Problem to work on:
Extract verbatim every line from the one containing "- black-stone-F8[interactable]: [150, 189, 173, 212]" through the one containing "- intersection-P3[interactable]: [415, 55, 442, 82]", including both of those lines.

[Box coordinate listings]

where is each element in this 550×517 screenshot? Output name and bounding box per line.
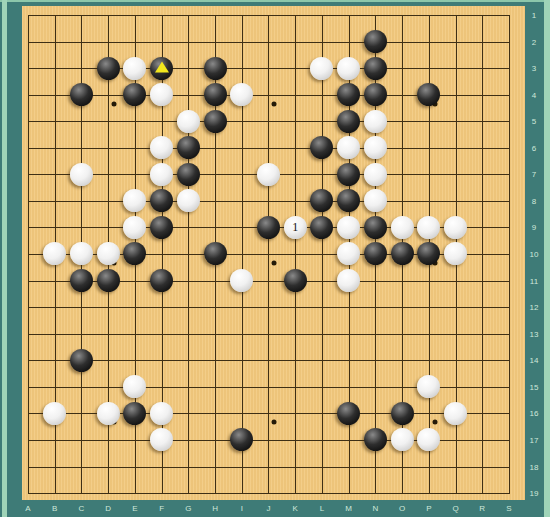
- black-stone-F8[interactable]: [150, 189, 173, 212]
- intersection-H16[interactable]: [202, 400, 229, 427]
- intersection-E1[interactable]: [122, 2, 149, 29]
- intersection-I12[interactable]: [228, 294, 255, 321]
- intersection-N8[interactable]: [362, 188, 389, 215]
- intersection-R3[interactable]: [469, 55, 496, 82]
- intersection-Q12[interactable]: [442, 294, 469, 321]
- intersection-P12[interactable]: [415, 294, 442, 321]
- intersection-N3[interactable]: [362, 55, 389, 82]
- intersection-S7[interactable]: [496, 161, 523, 188]
- intersection-F14[interactable]: [148, 347, 175, 374]
- intersection-F11[interactable]: [148, 267, 175, 294]
- intersection-A18[interactable]: [15, 453, 42, 480]
- intersection-I9[interactable]: [228, 214, 255, 241]
- intersection-R13[interactable]: [469, 320, 496, 347]
- intersection-J3[interactable]: [255, 55, 282, 82]
- intersection-M11[interactable]: [335, 267, 362, 294]
- intersection-O18[interactable]: [389, 453, 416, 480]
- black-stone-H4[interactable]: [204, 83, 227, 106]
- intersection-L17[interactable]: [309, 426, 336, 453]
- intersection-P3[interactable]: [415, 55, 442, 82]
- intersection-B9[interactable]: [41, 214, 68, 241]
- intersection-F3[interactable]: [148, 55, 175, 82]
- intersection-K10[interactable]: [282, 241, 309, 268]
- intersection-S17[interactable]: [496, 426, 523, 453]
- intersection-M4[interactable]: [335, 81, 362, 108]
- black-stone-I17[interactable]: [230, 428, 253, 451]
- intersection-R17[interactable]: [469, 426, 496, 453]
- intersection-M5[interactable]: [335, 108, 362, 135]
- intersection-O6[interactable]: [389, 134, 416, 161]
- white-stone-C10[interactable]: [70, 242, 93, 265]
- intersection-H19[interactable]: [202, 480, 229, 507]
- intersection-I2[interactable]: [228, 28, 255, 55]
- intersection-O15[interactable]: [389, 373, 416, 400]
- white-stone-M3[interactable]: [337, 57, 360, 80]
- intersection-Q9[interactable]: [442, 214, 469, 241]
- intersection-H5[interactable]: [202, 108, 229, 135]
- white-stone-D10[interactable]: [97, 242, 120, 265]
- intersection-D5[interactable]: [95, 108, 122, 135]
- black-stone-L9[interactable]: [310, 216, 333, 239]
- intersection-J11[interactable]: [255, 267, 282, 294]
- intersection-F1[interactable]: [148, 2, 175, 29]
- intersection-Q7[interactable]: [442, 161, 469, 188]
- intersection-O13[interactable]: [389, 320, 416, 347]
- white-stone-Q10[interactable]: [444, 242, 467, 265]
- intersection-N10[interactable]: [362, 241, 389, 268]
- intersection-D3[interactable]: [95, 55, 122, 82]
- intersection-D18[interactable]: [95, 453, 122, 480]
- intersection-E4[interactable]: [122, 81, 149, 108]
- black-stone-H5[interactable]: [204, 110, 227, 133]
- intersection-D13[interactable]: [95, 320, 122, 347]
- intersection-L10[interactable]: [309, 241, 336, 268]
- intersection-N18[interactable]: [362, 453, 389, 480]
- intersection-K14[interactable]: [282, 347, 309, 374]
- intersection-E8[interactable]: [122, 188, 149, 215]
- intersection-G13[interactable]: [175, 320, 202, 347]
- intersection-C17[interactable]: [68, 426, 95, 453]
- intersection-E9[interactable]: [122, 214, 149, 241]
- intersection-B7[interactable]: [41, 161, 68, 188]
- intersection-J16[interactable]: [255, 400, 282, 427]
- intersection-H9[interactable]: [202, 214, 229, 241]
- intersection-G1[interactable]: [175, 2, 202, 29]
- intersection-S10[interactable]: [496, 241, 523, 268]
- intersection-Q14[interactable]: [442, 347, 469, 374]
- intersection-Q19[interactable]: [442, 480, 469, 507]
- white-stone-N8[interactable]: [364, 189, 387, 212]
- intersection-E5[interactable]: [122, 108, 149, 135]
- intersection-R11[interactable]: [469, 267, 496, 294]
- intersection-M12[interactable]: [335, 294, 362, 321]
- intersection-N17[interactable]: [362, 426, 389, 453]
- black-stone-C14[interactable]: [70, 349, 93, 372]
- intersection-K19[interactable]: [282, 480, 309, 507]
- intersection-N16[interactable]: [362, 400, 389, 427]
- intersection-S14[interactable]: [496, 347, 523, 374]
- intersection-N7[interactable]: [362, 161, 389, 188]
- intersection-P5[interactable]: [415, 108, 442, 135]
- intersection-A8[interactable]: [15, 188, 42, 215]
- intersection-K6[interactable]: [282, 134, 309, 161]
- intersection-N19[interactable]: [362, 480, 389, 507]
- black-stone-C11[interactable]: [70, 269, 93, 292]
- go-board[interactable]: 1: [22, 6, 525, 500]
- intersection-K15[interactable]: [282, 373, 309, 400]
- intersection-A6[interactable]: [15, 134, 42, 161]
- intersection-P16[interactable]: [415, 400, 442, 427]
- intersection-A19[interactable]: [15, 480, 42, 507]
- white-stone-Q16[interactable]: [444, 402, 467, 425]
- intersection-I18[interactable]: [228, 453, 255, 480]
- black-stone-E16[interactable]: [123, 402, 146, 425]
- intersection-O11[interactable]: [389, 267, 416, 294]
- intersection-M13[interactable]: [335, 320, 362, 347]
- white-stone-B10[interactable]: [43, 242, 66, 265]
- black-stone-G6[interactable]: [177, 136, 200, 159]
- intersection-I11[interactable]: [228, 267, 255, 294]
- intersection-H17[interactable]: [202, 426, 229, 453]
- intersection-Q3[interactable]: [442, 55, 469, 82]
- intersection-D10[interactable]: [95, 241, 122, 268]
- intersection-I8[interactable]: [228, 188, 255, 215]
- intersection-S6[interactable]: [496, 134, 523, 161]
- intersection-G7[interactable]: [175, 161, 202, 188]
- intersection-K17[interactable]: [282, 426, 309, 453]
- intersection-Q8[interactable]: [442, 188, 469, 215]
- black-stone-F3[interactable]: [150, 57, 173, 80]
- intersection-G2[interactable]: [175, 28, 202, 55]
- intersection-C5[interactable]: [68, 108, 95, 135]
- intersection-Q10[interactable]: [442, 241, 469, 268]
- intersection-C16[interactable]: [68, 400, 95, 427]
- white-stone-P15[interactable]: [417, 375, 440, 398]
- intersection-B19[interactable]: [41, 480, 68, 507]
- intersection-A1[interactable]: [15, 2, 42, 29]
- intersection-K12[interactable]: [282, 294, 309, 321]
- white-stone-M6[interactable]: [337, 136, 360, 159]
- intersection-S13[interactable]: [496, 320, 523, 347]
- intersection-R19[interactable]: [469, 480, 496, 507]
- intersection-B5[interactable]: [41, 108, 68, 135]
- white-stone-M9[interactable]: [337, 216, 360, 239]
- intersection-J9[interactable]: [255, 214, 282, 241]
- intersection-S12[interactable]: [496, 294, 523, 321]
- intersection-H2[interactable]: [202, 28, 229, 55]
- intersection-O5[interactable]: [389, 108, 416, 135]
- white-stone-I11[interactable]: [230, 269, 253, 292]
- black-stone-N3[interactable]: [364, 57, 387, 80]
- intersection-R6[interactable]: [469, 134, 496, 161]
- intersection-C13[interactable]: [68, 320, 95, 347]
- intersection-P6[interactable]: [415, 134, 442, 161]
- intersection-C9[interactable]: [68, 214, 95, 241]
- intersection-B10[interactable]: [41, 241, 68, 268]
- intersection-B18[interactable]: [41, 453, 68, 480]
- intersection-B12[interactable]: [41, 294, 68, 321]
- intersection-B2[interactable]: [41, 28, 68, 55]
- intersection-I14[interactable]: [228, 347, 255, 374]
- white-stone-F4[interactable]: [150, 83, 173, 106]
- intersection-G12[interactable]: [175, 294, 202, 321]
- intersection-M19[interactable]: [335, 480, 362, 507]
- intersection-B16[interactable]: [41, 400, 68, 427]
- intersection-N2[interactable]: [362, 28, 389, 55]
- black-stone-F9[interactable]: [150, 216, 173, 239]
- intersection-B13[interactable]: [41, 320, 68, 347]
- intersection-A13[interactable]: [15, 320, 42, 347]
- intersection-C10[interactable]: [68, 241, 95, 268]
- black-stone-J9[interactable]: [257, 216, 280, 239]
- intersection-C11[interactable]: [68, 267, 95, 294]
- intersection-H6[interactable]: [202, 134, 229, 161]
- black-stone-D3[interactable]: [97, 57, 120, 80]
- intersection-H18[interactable]: [202, 453, 229, 480]
- intersection-S19[interactable]: [496, 480, 523, 507]
- black-stone-C4[interactable]: [70, 83, 93, 106]
- intersection-L9[interactable]: [309, 214, 336, 241]
- intersection-R2[interactable]: [469, 28, 496, 55]
- intersection-O14[interactable]: [389, 347, 416, 374]
- intersection-D6[interactable]: [95, 134, 122, 161]
- white-stone-F16[interactable]: [150, 402, 173, 425]
- intersection-C4[interactable]: [68, 81, 95, 108]
- intersection-F13[interactable]: [148, 320, 175, 347]
- intersection-P11[interactable]: [415, 267, 442, 294]
- intersection-J12[interactable]: [255, 294, 282, 321]
- intersection-P17[interactable]: [415, 426, 442, 453]
- intersection-I3[interactable]: [228, 55, 255, 82]
- intersection-J5[interactable]: [255, 108, 282, 135]
- intersection-S11[interactable]: [496, 267, 523, 294]
- intersection-I15[interactable]: [228, 373, 255, 400]
- intersection-E16[interactable]: [122, 400, 149, 427]
- intersection-F5[interactable]: [148, 108, 175, 135]
- white-stone-G5[interactable]: [177, 110, 200, 133]
- intersection-K5[interactable]: [282, 108, 309, 135]
- intersection-F6[interactable]: [148, 134, 175, 161]
- intersection-J19[interactable]: [255, 480, 282, 507]
- intersection-B17[interactable]: [41, 426, 68, 453]
- intersection-E2[interactable]: [122, 28, 149, 55]
- black-stone-M7[interactable]: [337, 163, 360, 186]
- intersection-O9[interactable]: [389, 214, 416, 241]
- white-stone-D16[interactable]: [97, 402, 120, 425]
- intersection-N1[interactable]: [362, 2, 389, 29]
- black-stone-E4[interactable]: [123, 83, 146, 106]
- intersection-J7[interactable]: [255, 161, 282, 188]
- intersection-A11[interactable]: [15, 267, 42, 294]
- intersection-D11[interactable]: [95, 267, 122, 294]
- black-stone-H3[interactable]: [204, 57, 227, 80]
- intersection-M7[interactable]: [335, 161, 362, 188]
- intersection-B6[interactable]: [41, 134, 68, 161]
- intersection-I6[interactable]: [228, 134, 255, 161]
- intersection-E18[interactable]: [122, 453, 149, 480]
- intersection-R15[interactable]: [469, 373, 496, 400]
- intersection-O16[interactable]: [389, 400, 416, 427]
- intersection-M18[interactable]: [335, 453, 362, 480]
- intersection-L19[interactable]: [309, 480, 336, 507]
- intersection-C1[interactable]: [68, 2, 95, 29]
- intersection-B3[interactable]: [41, 55, 68, 82]
- intersection-P9[interactable]: [415, 214, 442, 241]
- intersection-I17[interactable]: [228, 426, 255, 453]
- intersection-G6[interactable]: [175, 134, 202, 161]
- intersection-L11[interactable]: [309, 267, 336, 294]
- intersection-J6[interactable]: [255, 134, 282, 161]
- black-stone-N10[interactable]: [364, 242, 387, 265]
- intersection-Q4[interactable]: [442, 81, 469, 108]
- intersection-K11[interactable]: [282, 267, 309, 294]
- black-stone-N17[interactable]: [364, 428, 387, 451]
- intersection-M10[interactable]: [335, 241, 362, 268]
- black-stone-O16[interactable]: [391, 402, 414, 425]
- intersection-P15[interactable]: [415, 373, 442, 400]
- intersection-A12[interactable]: [15, 294, 42, 321]
- intersection-C3[interactable]: [68, 55, 95, 82]
- intersection-R14[interactable]: [469, 347, 496, 374]
- intersection-O10[interactable]: [389, 241, 416, 268]
- black-stone-M5[interactable]: [337, 110, 360, 133]
- intersection-E10[interactable]: [122, 241, 149, 268]
- intersection-G3[interactable]: [175, 55, 202, 82]
- intersection-B8[interactable]: [41, 188, 68, 215]
- intersection-F8[interactable]: [148, 188, 175, 215]
- intersection-G17[interactable]: [175, 426, 202, 453]
- intersection-G9[interactable]: [175, 214, 202, 241]
- intersection-S5[interactable]: [496, 108, 523, 135]
- intersection-H12[interactable]: [202, 294, 229, 321]
- intersection-B15[interactable]: [41, 373, 68, 400]
- intersection-F19[interactable]: [148, 480, 175, 507]
- white-stone-N6[interactable]: [364, 136, 387, 159]
- intersection-C6[interactable]: [68, 134, 95, 161]
- intersection-F9[interactable]: [148, 214, 175, 241]
- intersection-D1[interactable]: [95, 2, 122, 29]
- intersection-H4[interactable]: [202, 81, 229, 108]
- intersection-Q15[interactable]: [442, 373, 469, 400]
- white-stone-E8[interactable]: [123, 189, 146, 212]
- intersection-P19[interactable]: [415, 480, 442, 507]
- intersection-M17[interactable]: [335, 426, 362, 453]
- intersection-L1[interactable]: [309, 2, 336, 29]
- intersection-E14[interactable]: [122, 347, 149, 374]
- white-stone-G8[interactable]: [177, 189, 200, 212]
- white-stone-K9[interactable]: 1: [284, 216, 307, 239]
- intersection-L2[interactable]: [309, 28, 336, 55]
- intersection-F2[interactable]: [148, 28, 175, 55]
- intersection-L15[interactable]: [309, 373, 336, 400]
- intersection-P7[interactable]: [415, 161, 442, 188]
- intersection-H3[interactable]: [202, 55, 229, 82]
- intersection-N15[interactable]: [362, 373, 389, 400]
- intersection-A16[interactable]: [15, 400, 42, 427]
- white-stone-F17[interactable]: [150, 428, 173, 451]
- intersection-D12[interactable]: [95, 294, 122, 321]
- intersection-P2[interactable]: [415, 28, 442, 55]
- white-stone-N5[interactable]: [364, 110, 387, 133]
- intersection-J10[interactable]: [255, 241, 282, 268]
- intersection-D17[interactable]: [95, 426, 122, 453]
- black-stone-M4[interactable]: [337, 83, 360, 106]
- intersection-E11[interactable]: [122, 267, 149, 294]
- black-stone-M8[interactable]: [337, 189, 360, 212]
- intersection-Q16[interactable]: [442, 400, 469, 427]
- intersection-S4[interactable]: [496, 81, 523, 108]
- intersection-N12[interactable]: [362, 294, 389, 321]
- intersection-H15[interactable]: [202, 373, 229, 400]
- intersection-G5[interactable]: [175, 108, 202, 135]
- black-stone-G7[interactable]: [177, 163, 200, 186]
- intersection-M2[interactable]: [335, 28, 362, 55]
- intersection-Q2[interactable]: [442, 28, 469, 55]
- black-stone-F11[interactable]: [150, 269, 173, 292]
- intersection-E3[interactable]: [122, 55, 149, 82]
- intersection-K2[interactable]: [282, 28, 309, 55]
- intersection-S9[interactable]: [496, 214, 523, 241]
- intersection-O12[interactable]: [389, 294, 416, 321]
- intersection-J2[interactable]: [255, 28, 282, 55]
- intersection-O19[interactable]: [389, 480, 416, 507]
- white-stone-Q9[interactable]: [444, 216, 467, 239]
- intersection-R16[interactable]: [469, 400, 496, 427]
- intersection-R5[interactable]: [469, 108, 496, 135]
- intersection-F16[interactable]: [148, 400, 175, 427]
- intersection-P8[interactable]: [415, 188, 442, 215]
- intersection-L13[interactable]: [309, 320, 336, 347]
- intersection-A5[interactable]: [15, 108, 42, 135]
- intersection-K9[interactable]: 1: [282, 214, 309, 241]
- white-stone-L3[interactable]: [310, 57, 333, 80]
- intersection-M6[interactable]: [335, 134, 362, 161]
- intersection-K13[interactable]: [282, 320, 309, 347]
- intersection-J1[interactable]: [255, 2, 282, 29]
- intersection-I5[interactable]: [228, 108, 255, 135]
- intersection-K16[interactable]: [282, 400, 309, 427]
- intersection-Q13[interactable]: [442, 320, 469, 347]
- intersection-P13[interactable]: [415, 320, 442, 347]
- intersection-S8[interactable]: [496, 188, 523, 215]
- intersection-F4[interactable]: [148, 81, 175, 108]
- intersection-D14[interactable]: [95, 347, 122, 374]
- intersection-G16[interactable]: [175, 400, 202, 427]
- intersection-J8[interactable]: [255, 188, 282, 215]
- intersection-I1[interactable]: [228, 2, 255, 29]
- black-stone-N2[interactable]: [364, 30, 387, 53]
- intersection-M14[interactable]: [335, 347, 362, 374]
- intersection-C19[interactable]: [68, 480, 95, 507]
- intersection-S2[interactable]: [496, 28, 523, 55]
- intersection-Q5[interactable]: [442, 108, 469, 135]
- intersection-J4[interactable]: [255, 81, 282, 108]
- intersection-F17[interactable]: [148, 426, 175, 453]
- intersection-G10[interactable]: [175, 241, 202, 268]
- intersection-G8[interactable]: [175, 188, 202, 215]
- intersection-H11[interactable]: [202, 267, 229, 294]
- white-stone-F7[interactable]: [150, 163, 173, 186]
- intersection-C15[interactable]: [68, 373, 95, 400]
- intersection-O7[interactable]: [389, 161, 416, 188]
- intersection-R9[interactable]: [469, 214, 496, 241]
- intersection-A15[interactable]: [15, 373, 42, 400]
- intersection-C14[interactable]: [68, 347, 95, 374]
- intersection-R10[interactable]: [469, 241, 496, 268]
- white-stone-E15[interactable]: [123, 375, 146, 398]
- white-stone-O17[interactable]: [391, 428, 414, 451]
- intersection-C2[interactable]: [68, 28, 95, 55]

Solution to this problem:
- black-stone-F8[interactable]: [150, 189, 173, 212]
- intersection-H16[interactable]: [202, 400, 229, 427]
- intersection-E1[interactable]: [122, 2, 149, 29]
- intersection-I12[interactable]: [228, 294, 255, 321]
- intersection-N8[interactable]: [362, 188, 389, 215]
- intersection-R3[interactable]: [469, 55, 496, 82]
- intersection-Q12[interactable]: [442, 294, 469, 321]
- intersection-P12[interactable]: [415, 294, 442, 321]
- intersection-N3[interactable]: [362, 55, 389, 82]
- intersection-S7[interactable]: [496, 161, 523, 188]
- intersection-F14[interactable]: [148, 347, 175, 374]
- intersection-F11[interactable]: [148, 267, 175, 294]
- intersection-A18[interactable]: [15, 453, 42, 480]
- intersection-I9[interactable]: [228, 214, 255, 241]
- intersection-R13[interactable]: [469, 320, 496, 347]
- intersection-J3[interactable]: [255, 55, 282, 82]
- intersection-M11[interactable]: [335, 267, 362, 294]
- intersection-O18[interactable]: [389, 453, 416, 480]
- black-stone-H4[interactable]: [204, 83, 227, 106]
- intersection-L17[interactable]: [309, 426, 336, 453]
- intersection-P3[interactable]: [415, 55, 442, 82]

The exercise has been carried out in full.